• Exercise description:
Every record must be repeated exactly; omit any pictures they contain.

Extracted records:
════════════════════
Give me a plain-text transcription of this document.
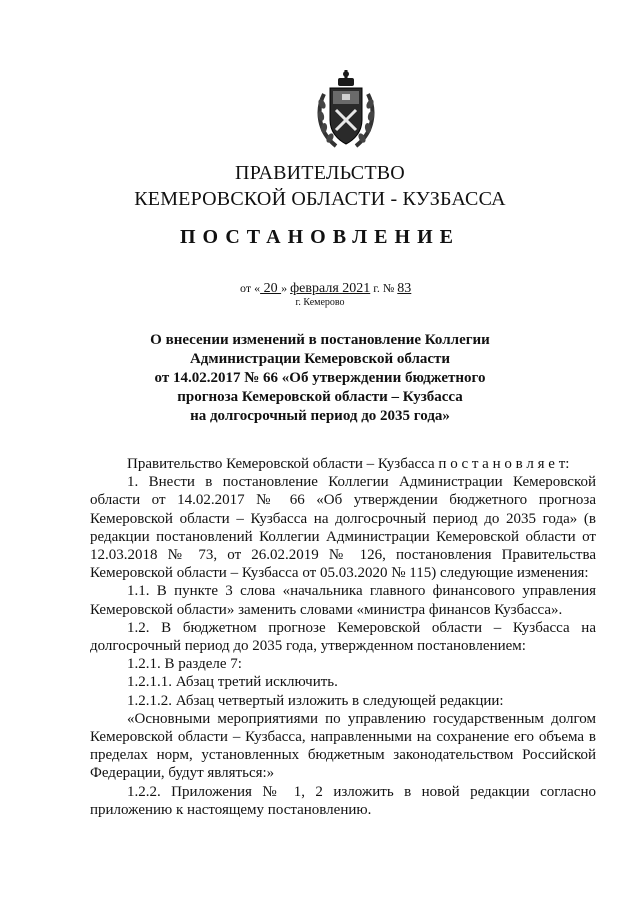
ПРАВИТЕЛЬСТВО
КЕМЕРОВСКОЙ ОБЛАСТИ - КУЗБАССА
ПОСТАНОВЛЕНИЕ
от « 20 » февраля 2021 г. № 83
г. Кемерово
О внесении изменений в постановление Коллегии
Администрации Кемеровской области
от 14.02.2017 № 66 «Об утверждении бюджетного
прогноза Кемеровской области – Кузбасса
на долгосрочный период до 2035 года»

Правительство Кемеровской области – Кузбасса п о с т а н о в л я е т:

1. Внести в постановление Коллегии Администрации Кемеровской области от 14.02.2017 № 66 «Об утверждении бюджетного прогноза Кемеровской области – Кузбасса на долгосрочный период до 2035 года» (в редакции постановлений Коллегии Администрации Кемеровской области от 12.03.2018 № 73, от 26.02.2019 № 126, постановления Правительства Кемеровской области – Кузбасса от 05.03.2020 № 115) следующие изменения:

1.1. В пункте 3 слова «начальника главного финансового управления Кемеровской области» заменить словами «министра финансов Кузбасса».

1.2. В бюджетном прогнозе Кемеровской области – Кузбасса на долгосрочный период до 2035 года, утвержденном постановлением:

1.2.1. В разделе 7:

1.2.1.1. Абзац третий исключить.

1.2.1.2. Абзац четвертый изложить в следующей редакции:

«Основными мероприятиями по управлению государственным долгом Кемеровской области – Кузбасса, направленными на сохранение его объема в пределах норм, установленных бюджетным законодательством Российской Федерации, будут являться:»

1.2.2. Приложения № 1, 2 изложить в новой редакции согласно приложению к настоящему постановлению.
════════════════════
• Correct result:
Give me a plain-text transcription of this document.
ПРАВИТЕЛЬСТВО
КЕМЕРОВСКОЙ ОБЛАСТИ - КУЗБАССА
ПОСТАНОВЛЕНИЕ
от « 20 » февраля 2021 г. № 83
г. Кемерово
О внесении изменений в постановление Коллегии
Администрации Кемеровской области
от 14.02.2017 № 66 «Об утверждении бюджетного
прогноза Кемеровской области – Кузбасса
на долгосрочный период до 2035 года»

Правительство Кемеровской области – Кузбасса п о с т а н о в л я е т:

1. Внести в постановление Коллегии Администрации Кемеровской области от 14.02.2017 № 66 «Об утверждении бюджетного прогноза Кемеровской области – Кузбасса на долгосрочный период до 2035 года» (в редакции постановлений Коллегии Администрации Кемеровской области от 12.03.2018 № 73, от 26.02.2019 № 126, постановления Правительства Кемеровской области – Кузбасса от 05.03.2020 № 115) следующие изменения:

1.1. В пункте 3 слова «начальника главного финансового управления Кемеровской области» заменить словами «министра финансов Кузбасса».

1.2. В бюджетном прогнозе Кемеровской области – Кузбасса на долгосрочный период до 2035 года, утвержденном постановлением:

1.2.1. В разделе 7:

1.2.1.1. Абзац третий исключить.

1.2.1.2. Абзац четвертый изложить в следующей редакции:

«Основными мероприятиями по управлению государственным долгом Кемеровской области – Кузбасса, направленными на сохранение его объема в пределах норм, установленных бюджетным законодательством Российской Федерации, будут являться:»

1.2.2. Приложения № 1, 2 изложить в новой редакции согласно приложению к настоящему постановлению.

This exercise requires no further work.